[BEGIN Listing]
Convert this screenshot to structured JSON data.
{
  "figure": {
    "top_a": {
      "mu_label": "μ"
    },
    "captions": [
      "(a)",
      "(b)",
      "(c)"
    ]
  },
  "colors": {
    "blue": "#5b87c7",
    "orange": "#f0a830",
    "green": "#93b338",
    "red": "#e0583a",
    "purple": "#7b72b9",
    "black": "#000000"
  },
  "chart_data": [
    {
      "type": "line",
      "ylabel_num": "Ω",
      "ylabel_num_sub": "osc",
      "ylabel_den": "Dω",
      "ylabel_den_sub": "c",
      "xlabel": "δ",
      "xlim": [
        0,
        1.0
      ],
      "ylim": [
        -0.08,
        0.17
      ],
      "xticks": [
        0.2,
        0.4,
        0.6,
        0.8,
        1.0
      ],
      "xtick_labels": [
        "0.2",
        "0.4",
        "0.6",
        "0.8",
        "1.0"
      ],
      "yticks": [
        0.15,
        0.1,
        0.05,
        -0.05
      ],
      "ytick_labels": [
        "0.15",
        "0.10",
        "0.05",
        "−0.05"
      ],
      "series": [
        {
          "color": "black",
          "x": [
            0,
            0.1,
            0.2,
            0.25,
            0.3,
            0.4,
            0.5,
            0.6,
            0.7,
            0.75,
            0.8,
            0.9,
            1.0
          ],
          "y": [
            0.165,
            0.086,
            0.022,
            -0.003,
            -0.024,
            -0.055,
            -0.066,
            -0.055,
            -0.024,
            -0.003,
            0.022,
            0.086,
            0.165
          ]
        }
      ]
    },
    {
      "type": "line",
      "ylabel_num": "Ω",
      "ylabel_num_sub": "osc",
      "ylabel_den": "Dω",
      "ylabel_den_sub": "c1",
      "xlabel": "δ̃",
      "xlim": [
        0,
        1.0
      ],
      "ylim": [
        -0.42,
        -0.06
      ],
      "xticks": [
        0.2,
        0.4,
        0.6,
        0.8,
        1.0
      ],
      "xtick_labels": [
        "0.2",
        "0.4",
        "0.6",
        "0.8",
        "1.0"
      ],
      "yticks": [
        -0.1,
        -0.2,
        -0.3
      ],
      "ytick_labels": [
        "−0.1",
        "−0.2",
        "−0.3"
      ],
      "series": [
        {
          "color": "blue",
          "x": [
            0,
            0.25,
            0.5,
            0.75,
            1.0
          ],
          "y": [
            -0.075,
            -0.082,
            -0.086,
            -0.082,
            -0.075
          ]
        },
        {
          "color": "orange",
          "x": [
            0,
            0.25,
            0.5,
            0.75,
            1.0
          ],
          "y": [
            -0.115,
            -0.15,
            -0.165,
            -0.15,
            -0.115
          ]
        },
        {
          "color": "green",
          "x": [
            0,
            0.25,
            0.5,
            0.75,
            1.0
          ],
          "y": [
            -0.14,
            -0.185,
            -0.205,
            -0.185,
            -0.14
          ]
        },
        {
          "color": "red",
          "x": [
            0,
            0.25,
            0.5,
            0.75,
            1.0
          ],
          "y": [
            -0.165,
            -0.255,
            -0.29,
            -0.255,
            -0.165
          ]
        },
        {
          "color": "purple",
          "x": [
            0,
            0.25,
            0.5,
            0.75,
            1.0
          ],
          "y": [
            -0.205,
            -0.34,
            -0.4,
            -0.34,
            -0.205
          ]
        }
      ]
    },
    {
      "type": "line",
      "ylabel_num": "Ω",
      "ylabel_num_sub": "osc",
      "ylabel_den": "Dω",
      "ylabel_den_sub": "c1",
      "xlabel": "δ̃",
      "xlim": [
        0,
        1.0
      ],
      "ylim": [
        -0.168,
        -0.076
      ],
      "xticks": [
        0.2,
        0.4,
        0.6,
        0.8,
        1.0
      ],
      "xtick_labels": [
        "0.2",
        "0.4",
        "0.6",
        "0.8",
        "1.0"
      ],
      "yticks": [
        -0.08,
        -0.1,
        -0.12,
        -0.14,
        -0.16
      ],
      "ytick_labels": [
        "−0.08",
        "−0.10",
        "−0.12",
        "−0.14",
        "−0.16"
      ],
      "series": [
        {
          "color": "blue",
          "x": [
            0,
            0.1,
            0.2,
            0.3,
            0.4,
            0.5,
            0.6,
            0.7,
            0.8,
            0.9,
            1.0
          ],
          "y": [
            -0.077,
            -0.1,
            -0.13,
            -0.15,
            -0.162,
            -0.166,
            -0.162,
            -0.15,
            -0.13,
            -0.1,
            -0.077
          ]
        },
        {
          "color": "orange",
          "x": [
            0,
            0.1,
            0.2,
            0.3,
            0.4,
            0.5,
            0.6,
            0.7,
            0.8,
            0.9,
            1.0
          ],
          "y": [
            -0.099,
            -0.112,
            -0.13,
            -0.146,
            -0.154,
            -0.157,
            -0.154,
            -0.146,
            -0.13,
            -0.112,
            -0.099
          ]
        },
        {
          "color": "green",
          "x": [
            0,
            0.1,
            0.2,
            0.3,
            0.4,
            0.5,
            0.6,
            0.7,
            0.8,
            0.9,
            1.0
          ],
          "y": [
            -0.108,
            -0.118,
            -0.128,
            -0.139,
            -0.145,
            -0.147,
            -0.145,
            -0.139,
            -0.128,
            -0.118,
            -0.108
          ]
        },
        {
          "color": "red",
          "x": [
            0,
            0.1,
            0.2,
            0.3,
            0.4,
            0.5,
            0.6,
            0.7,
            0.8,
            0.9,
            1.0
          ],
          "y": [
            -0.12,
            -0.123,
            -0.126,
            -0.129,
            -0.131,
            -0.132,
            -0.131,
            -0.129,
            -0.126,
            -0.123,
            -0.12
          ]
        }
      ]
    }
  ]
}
[END Listing]
Instruction |
All of the data needs to be printed once more, exactly.

Output for this exercise |
Convert this screenshot to structured JSON data.
{
  "figure": {
    "top_a": {
      "mu_label": "μ"
    },
    "captions": [
      "(a)",
      "(b)",
      "(c)"
    ]
  },
  "colors": {
    "blue": "#5b87c7",
    "orange": "#f0a830",
    "green": "#93b338",
    "red": "#e0583a",
    "purple": "#7b72b9",
    "black": "#000000"
  },
  "chart_data": [
    {
      "type": "line",
      "ylabel_num": "Ω",
      "ylabel_num_sub": "osc",
      "ylabel_den": "Dω",
      "ylabel_den_sub": "c",
      "xlabel": "δ",
      "xlim": [
        0,
        1.0
      ],
      "ylim": [
        -0.08,
        0.17
      ],
      "xticks": [
        0.2,
        0.4,
        0.6,
        0.8,
        1.0
      ],
      "xtick_labels": [
        "0.2",
        "0.4",
        "0.6",
        "0.8",
        "1.0"
      ],
      "yticks": [
        0.15,
        0.1,
        0.05,
        -0.05
      ],
      "ytick_labels": [
        "0.15",
        "0.10",
        "0.05",
        "−0.05"
      ],
      "series": [
        {
          "color": "black",
          "x": [
            0,
            0.1,
            0.2,
            0.25,
            0.3,
            0.4,
            0.5,
            0.6,
            0.7,
            0.75,
            0.8,
            0.9,
            1.0
          ],
          "y": [
            0.165,
            0.086,
            0.022,
            -0.003,
            -0.024,
            -0.055,
            -0.066,
            -0.055,
            -0.024,
            -0.003,
            0.022,
            0.086,
            0.165
          ]
        }
      ]
    },
    {
      "type": "line",
      "ylabel_num": "Ω",
      "ylabel_num_sub": "osc",
      "ylabel_den": "Dω",
      "ylabel_den_sub": "c1",
      "xlabel": "δ̃",
      "xlim": [
        0,
        1.0
      ],
      "ylim": [
        -0.42,
        -0.06
      ],
      "xticks": [
        0.2,
        0.4,
        0.6,
        0.8,
        1.0
      ],
      "xtick_labels": [
        "0.2",
        "0.4",
        "0.6",
        "0.8",
        "1.0"
      ],
      "yticks": [
        -0.1,
        -0.2,
        -0.3
      ],
      "ytick_labels": [
        "−0.1",
        "−0.2",
        "−0.3"
      ],
      "series": [
        {
          "color": "blue",
          "x": [
            0,
            0.25,
            0.5,
            0.75,
            1.0
          ],
          "y": [
            -0.075,
            -0.082,
            -0.086,
            -0.082,
            -0.075
          ]
        },
        {
          "color": "orange",
          "x": [
            0,
            0.25,
            0.5,
            0.75,
            1.0
          ],
          "y": [
            -0.115,
            -0.15,
            -0.165,
            -0.15,
            -0.115
          ]
        },
        {
          "color": "green",
          "x": [
            0,
            0.25,
            0.5,
            0.75,
            1.0
          ],
          "y": [
            -0.14,
            -0.185,
            -0.205,
            -0.185,
            -0.14
          ]
        },
        {
          "color": "red",
          "x": [
            0,
            0.25,
            0.5,
            0.75,
            1.0
          ],
          "y": [
            -0.165,
            -0.255,
            -0.29,
            -0.255,
            -0.165
          ]
        },
        {
          "color": "purple",
          "x": [
            0,
            0.25,
            0.5,
            0.75,
            1.0
          ],
          "y": [
            -0.205,
            -0.34,
            -0.4,
            -0.34,
            -0.205
          ]
        }
      ]
    },
    {
      "type": "line",
      "ylabel_num": "Ω",
      "ylabel_num_sub": "osc",
      "ylabel_den": "Dω",
      "ylabel_den_sub": "c1",
      "xlabel": "δ̃",
      "xlim": [
        0,
        1.0
      ],
      "ylim": [
        -0.168,
        -0.076
      ],
      "xticks": [
        0.2,
        0.4,
        0.6,
        0.8,
        1.0
      ],
      "xtick_labels": [
        "0.2",
        "0.4",
        "0.6",
        "0.8",
        "1.0"
      ],
      "yticks": [
        -0.08,
        -0.1,
        -0.12,
        -0.14,
        -0.16
      ],
      "ytick_labels": [
        "−0.08",
        "−0.10",
        "−0.12",
        "−0.14",
        "−0.16"
      ],
      "series": [
        {
          "color": "blue",
          "x": [
            0,
            0.1,
            0.2,
            0.3,
            0.4,
            0.5,
            0.6,
            0.7,
            0.8,
            0.9,
            1.0
          ],
          "y": [
            -0.077,
            -0.1,
            -0.13,
            -0.15,
            -0.162,
            -0.166,
            -0.162,
            -0.15,
            -0.13,
            -0.1,
            -0.077
          ]
        },
        {
          "color": "orange",
          "x": [
            0,
            0.1,
            0.2,
            0.3,
            0.4,
            0.5,
            0.6,
            0.7,
            0.8,
            0.9,
            1.0
          ],
          "y": [
            -0.099,
            -0.112,
            -0.13,
            -0.146,
            -0.154,
            -0.157,
            -0.154,
            -0.146,
            -0.13,
            -0.112,
            -0.099
          ]
        },
        {
          "color": "green",
          "x": [
            0,
            0.1,
            0.2,
            0.3,
            0.4,
            0.5,
            0.6,
            0.7,
            0.8,
            0.9,
            1.0
          ],
          "y": [
            -0.108,
            -0.118,
            -0.128,
            -0.139,
            -0.145,
            -0.147,
            -0.145,
            -0.139,
            -0.128,
            -0.118,
            -0.108
          ]
        },
        {
          "color": "red",
          "x": [
            0,
            0.1,
            0.2,
            0.3,
            0.4,
            0.5,
            0.6,
            0.7,
            0.8,
            0.9,
            1.0
          ],
          "y": [
            -0.12,
            -0.123,
            -0.126,
            -0.129,
            -0.131,
            -0.132,
            -0.131,
            -0.129,
            -0.126,
            -0.123,
            -0.12
          ]
        }
      ]
    }
  ]
}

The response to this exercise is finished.